§ **EXCERPTED DATA**:
########################################

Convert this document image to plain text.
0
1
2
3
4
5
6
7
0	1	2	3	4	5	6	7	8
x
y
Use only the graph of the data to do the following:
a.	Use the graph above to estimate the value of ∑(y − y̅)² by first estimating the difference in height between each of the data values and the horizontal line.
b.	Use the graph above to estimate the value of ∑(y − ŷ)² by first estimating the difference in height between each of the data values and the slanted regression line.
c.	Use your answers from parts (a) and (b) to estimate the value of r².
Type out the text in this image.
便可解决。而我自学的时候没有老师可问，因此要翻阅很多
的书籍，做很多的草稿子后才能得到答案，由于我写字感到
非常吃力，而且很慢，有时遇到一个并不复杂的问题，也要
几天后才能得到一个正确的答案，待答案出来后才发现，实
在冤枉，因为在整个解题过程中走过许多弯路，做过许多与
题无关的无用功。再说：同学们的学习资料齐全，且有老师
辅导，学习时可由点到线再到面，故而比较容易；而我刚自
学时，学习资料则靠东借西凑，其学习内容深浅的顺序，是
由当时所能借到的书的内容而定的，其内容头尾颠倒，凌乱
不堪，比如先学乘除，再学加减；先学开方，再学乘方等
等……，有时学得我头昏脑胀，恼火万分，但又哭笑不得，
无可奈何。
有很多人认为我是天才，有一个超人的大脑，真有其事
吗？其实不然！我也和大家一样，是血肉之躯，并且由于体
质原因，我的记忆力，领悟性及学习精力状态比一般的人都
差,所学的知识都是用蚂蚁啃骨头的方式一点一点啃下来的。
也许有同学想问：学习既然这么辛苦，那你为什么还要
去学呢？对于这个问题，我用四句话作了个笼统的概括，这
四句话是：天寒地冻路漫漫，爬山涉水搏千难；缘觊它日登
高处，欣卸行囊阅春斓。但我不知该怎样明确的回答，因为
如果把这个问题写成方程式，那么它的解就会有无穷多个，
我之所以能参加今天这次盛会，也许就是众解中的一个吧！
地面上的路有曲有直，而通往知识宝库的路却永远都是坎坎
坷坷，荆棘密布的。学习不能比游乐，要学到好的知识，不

########################################

§ **WRITTEN TASK**: Every record above should be output exactly.

§ **OUTPUT FOR THIS TASK**:
Convert this document image to plain text.
0
1
2
3
4
5
6
7
0	1	2	3	4	5	6	7	8
x
y
Use only the graph of the data to do the following:
a.	Use the graph above to estimate the value of ∑(y − y̅)² by first estimating the difference in height between each of the data values and the horizontal line.
b.	Use the graph above to estimate the value of ∑(y − ŷ)² by first estimating the difference in height between each of the data values and the slanted regression line.
c.	Use your answers from parts (a) and (b) to estimate the value of r².
Type out the text in this image.
便可解决。而我自学的时候没有老师可问，因此要翻阅很多
的书籍，做很多的草稿子后才能得到答案，由于我写字感到
非常吃力，而且很慢，有时遇到一个并不复杂的问题，也要
几天后才能得到一个正确的答案，待答案出来后才发现，实
在冤枉，因为在整个解题过程中走过许多弯路，做过许多与
题无关的无用功。再说：同学们的学习资料齐全，且有老师
辅导，学习时可由点到线再到面，故而比较容易；而我刚自
学时，学习资料则靠东借西凑，其学习内容深浅的顺序，是
由当时所能借到的书的内容而定的，其内容头尾颠倒，凌乱
不堪，比如先学乘除，再学加减；先学开方，再学乘方等
等……，有时学得我头昏脑胀，恼火万分，但又哭笑不得，
无可奈何。
有很多人认为我是天才，有一个超人的大脑，真有其事
吗？其实不然！我也和大家一样，是血肉之躯，并且由于体
质原因，我的记忆力，领悟性及学习精力状态比一般的人都
差,所学的知识都是用蚂蚁啃骨头的方式一点一点啃下来的。
也许有同学想问：学习既然这么辛苦，那你为什么还要
去学呢？对于这个问题，我用四句话作了个笼统的概括，这
四句话是：天寒地冻路漫漫，爬山涉水搏千难；缘觊它日登
高处，欣卸行囊阅春斓。但我不知该怎样明确的回答，因为
如果把这个问题写成方程式，那么它的解就会有无穷多个，
我之所以能参加今天这次盛会，也许就是众解中的一个吧！
地面上的路有曲有直，而通往知识宝库的路却永远都是坎坎
坷坷，荆棘密布的。学习不能比游乐，要学到好的知识，不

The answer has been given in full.